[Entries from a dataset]

»»

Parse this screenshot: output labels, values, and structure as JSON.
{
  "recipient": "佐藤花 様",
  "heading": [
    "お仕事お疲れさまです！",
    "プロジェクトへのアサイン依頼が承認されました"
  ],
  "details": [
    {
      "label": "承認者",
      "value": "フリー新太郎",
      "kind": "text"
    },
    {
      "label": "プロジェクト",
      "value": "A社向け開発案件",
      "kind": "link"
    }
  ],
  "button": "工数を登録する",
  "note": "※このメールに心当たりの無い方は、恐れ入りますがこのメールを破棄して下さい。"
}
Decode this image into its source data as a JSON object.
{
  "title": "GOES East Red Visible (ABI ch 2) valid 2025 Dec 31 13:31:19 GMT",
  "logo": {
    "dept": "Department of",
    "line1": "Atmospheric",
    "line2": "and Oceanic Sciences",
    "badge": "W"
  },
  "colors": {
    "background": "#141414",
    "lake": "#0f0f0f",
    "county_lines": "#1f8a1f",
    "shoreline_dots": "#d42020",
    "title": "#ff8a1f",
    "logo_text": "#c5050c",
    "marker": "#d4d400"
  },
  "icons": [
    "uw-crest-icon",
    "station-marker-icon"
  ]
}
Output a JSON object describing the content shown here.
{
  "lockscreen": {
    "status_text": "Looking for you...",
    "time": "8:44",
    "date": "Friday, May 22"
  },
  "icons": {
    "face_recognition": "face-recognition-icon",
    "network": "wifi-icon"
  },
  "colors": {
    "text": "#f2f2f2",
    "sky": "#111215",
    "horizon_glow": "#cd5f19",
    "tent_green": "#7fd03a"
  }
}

««

#### Task to complete:
Scan the lines above for "JSON", then copy every one that has it.

#### Output of the exercise:
Parse this screenshot: output labels, values, and structure as JSON.
Decode this image into its source data as a JSON object.
Output a JSON object describing the content shown here.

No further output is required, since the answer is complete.